DIRECTIVE
Transcribe the listing in full, excluding any pictures.

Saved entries
┌──

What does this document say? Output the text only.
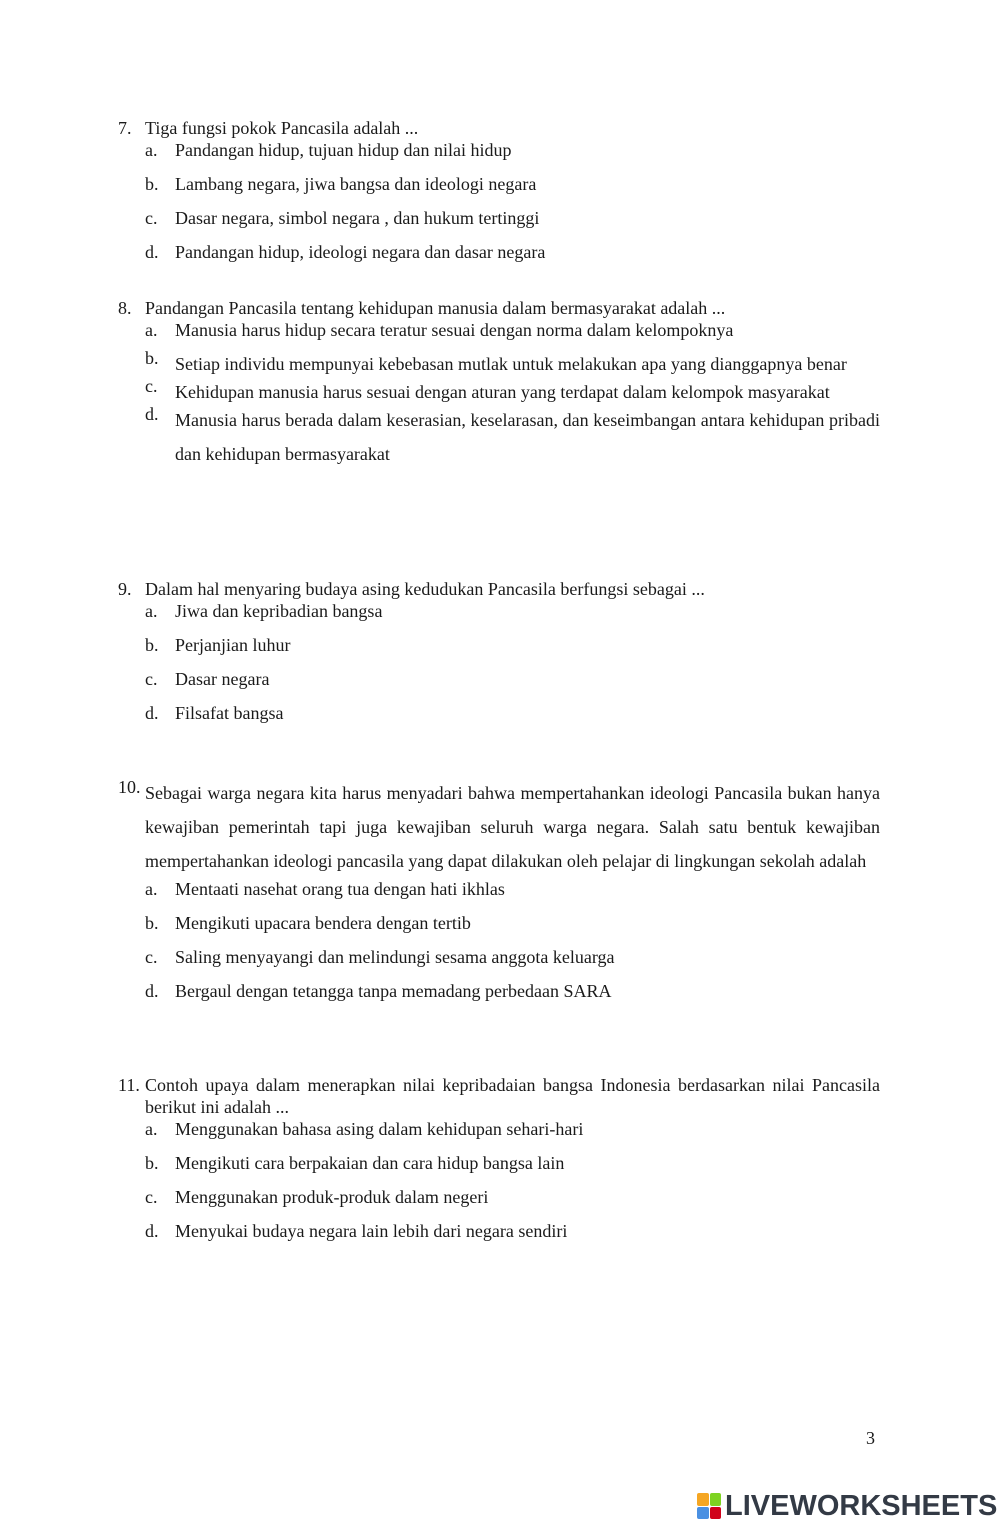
7. Tiga fungsi pokok Pancasila adalah ...
a. Pandangan hidup, tujuan hidup dan nilai hidup
b. Lambang negara, jiwa bangsa dan ideologi negara
c. Dasar negara, simbol negara , dan hukum tertinggi
d. Pandangan hidup, ideologi negara dan dasar negara
8. Pandangan Pancasila tentang kehidupan manusia dalam bermasyarakat adalah ...
a. Manusia harus hidup secara teratur sesuai dengan norma dalam kelompoknya
b. Setiap individu mempunyai kebebasan mutlak untuk melakukan apa yang dianggapnya benar
c. Kehidupan manusia harus sesuai dengan aturan yang terdapat dalam kelompok masyarakat
d. Manusia harus berada dalam keserasian, keselarasan, dan keseimbangan antara kehidupan pribadi dan kehidupan bermasyarakat
9. Dalam hal menyaring budaya asing kedudukan Pancasila berfungsi sebagai ...
a. Jiwa dan kepribadian bangsa
b. Perjanjian luhur
c. Dasar negara
d. Filsafat bangsa
10. Sebagai warga negara kita harus menyadari bahwa mempertahankan ideologi Pancasila bukan hanya kewajiban pemerintah tapi juga kewajiban seluruh warga negara. Salah satu bentuk kewajiban mempertahankan ideologi pancasila yang dapat dilakukan oleh pelajar di lingkungan sekolah adalah
a. Mentaati nasehat orang tua dengan hati ikhlas
b. Mengikuti upacara bendera dengan tertib
c. Saling menyayangi dan melindungi sesama anggota keluarga
d. Bergaul dengan tetangga tanpa memadang perbedaan SARA
11. Contoh upaya dalam menerapkan nilai kepribadaian bangsa Indonesia berdasarkan nilai Pancasila berikut ini adalah ...
a. Menggunakan bahasa asing dalam kehidupan sehari-hari
b. Mengikuti cara berpakaian dan cara hidup bangsa lain
c. Menggunakan produk-produk dalam negeri
d. Menyukai budaya negara lain lebih dari negara sendiri
3
LIVEWORKSHEETS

└──

SOLUTION
What does this document say? Output the text only.
7. Tiga fungsi pokok Pancasila adalah ...
a. Pandangan hidup, tujuan hidup dan nilai hidup
b. Lambang negara, jiwa bangsa dan ideologi negara
c. Dasar negara, simbol negara , dan hukum tertinggi
d. Pandangan hidup, ideologi negara dan dasar negara
8. Pandangan Pancasila tentang kehidupan manusia dalam bermasyarakat adalah ...
a. Manusia harus hidup secara teratur sesuai dengan norma dalam kelompoknya
b. Setiap individu mempunyai kebebasan mutlak untuk melakukan apa yang dianggapnya benar
c. Kehidupan manusia harus sesuai dengan aturan yang terdapat dalam kelompok masyarakat
d. Manusia harus berada dalam keserasian, keselarasan, dan keseimbangan antara kehidupan pribadi dan kehidupan bermasyarakat
9. Dalam hal menyaring budaya asing kedudukan Pancasila berfungsi sebagai ...
a. Jiwa dan kepribadian bangsa
b. Perjanjian luhur
c. Dasar negara
d. Filsafat bangsa
10. Sebagai warga negara kita harus menyadari bahwa mempertahankan ideologi Pancasila bukan hanya kewajiban pemerintah tapi juga kewajiban seluruh warga negara. Salah satu bentuk kewajiban mempertahankan ideologi pancasila yang dapat dilakukan oleh pelajar di lingkungan sekolah adalah
a. Mentaati nasehat orang tua dengan hati ikhlas
b. Mengikuti upacara bendera dengan tertib
c. Saling menyayangi dan melindungi sesama anggota keluarga
d. Bergaul dengan tetangga tanpa memadang perbedaan SARA
11. Contoh upaya dalam menerapkan nilai kepribadaian bangsa Indonesia berdasarkan nilai Pancasila berikut ini adalah ...
a. Menggunakan bahasa asing dalam kehidupan sehari-hari
b. Mengikuti cara berpakaian dan cara hidup bangsa lain
c. Menggunakan produk-produk dalam negeri
d. Menyukai budaya negara lain lebih dari negara sendiri
3
LIVEWORKSHEETS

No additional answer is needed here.